■ Exercise goal:
Check each line of the data below for the word "title", then extract the ones that have it.

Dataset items
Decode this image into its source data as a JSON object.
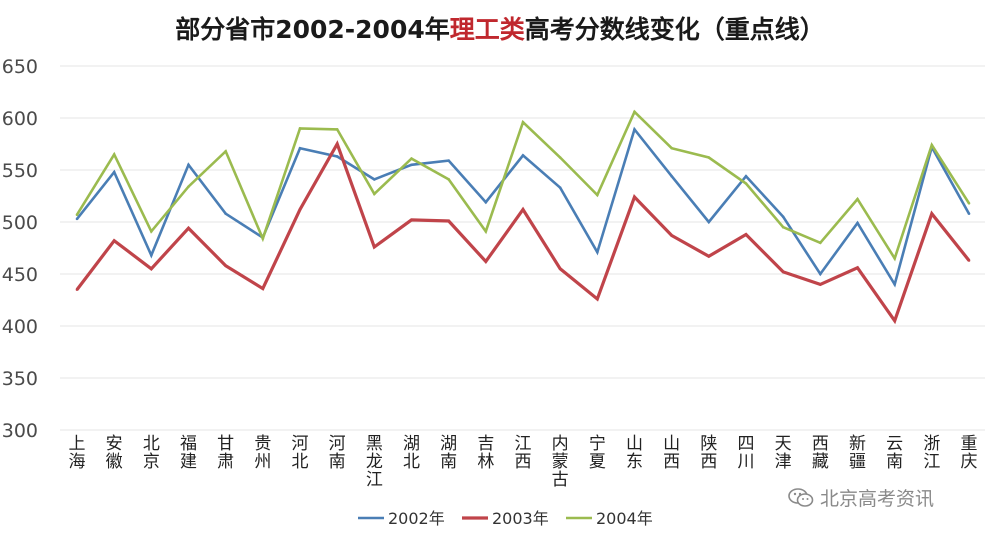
{
  "title": {
    "prefix": "部分省市2002-2004年",
    "highlight": "理工类",
    "suffix": "高考分数线变化（重点线）",
    "highlight_color": "#c0282e"
  },
  "watermark": {
    "text": "北京高考资讯",
    "icon": "wechat-icon"
  },
  "chart_data": {
    "type": "line",
    "title": "部分省市2002-2004年理工类高考分数线变化（重点线）",
    "xlabel": "",
    "ylabel": "",
    "ylim": [
      300,
      650
    ],
    "yticks": [
      300,
      350,
      400,
      450,
      500,
      550,
      600,
      650
    ],
    "grid": true,
    "legend_position": "bottom-center",
    "categories": [
      "上海",
      "安徽",
      "北京",
      "福建",
      "甘肃",
      "贵州",
      "河北",
      "河南",
      "黑龙江",
      "湖北",
      "湖南",
      "吉林",
      "江西",
      "内蒙古",
      "宁夏",
      "山东",
      "山西",
      "陕西",
      "四川",
      "天津",
      "西藏",
      "新疆",
      "云南",
      "浙江",
      "重庆"
    ],
    "series": [
      {
        "name": "2002年",
        "color": "#4a7eb5",
        "values": [
          503,
          548,
          468,
          555,
          508,
          485,
          571,
          563,
          541,
          555,
          559,
          519,
          564,
          533,
          471,
          589,
          544,
          500,
          544,
          505,
          450,
          499,
          440,
          572,
          508
        ]
      },
      {
        "name": "2003年",
        "color": "#c0444a",
        "values": [
          435,
          482,
          455,
          494,
          458,
          436,
          512,
          575,
          476,
          502,
          501,
          462,
          512,
          455,
          426,
          524,
          487,
          467,
          488,
          452,
          440,
          456,
          405,
          508,
          463
        ]
      },
      {
        "name": "2004年",
        "color": "#9bbb4f",
        "values": [
          507,
          565,
          491,
          534,
          568,
          484,
          590,
          589,
          527,
          561,
          541,
          491,
          596,
          562,
          526,
          606,
          571,
          562,
          537,
          495,
          480,
          522,
          465,
          574,
          518
        ]
      }
    ]
  }
}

■ Response:
  "title": {
    "title": "部分省市2002-2004年理工类高考分数线变化（重点线）",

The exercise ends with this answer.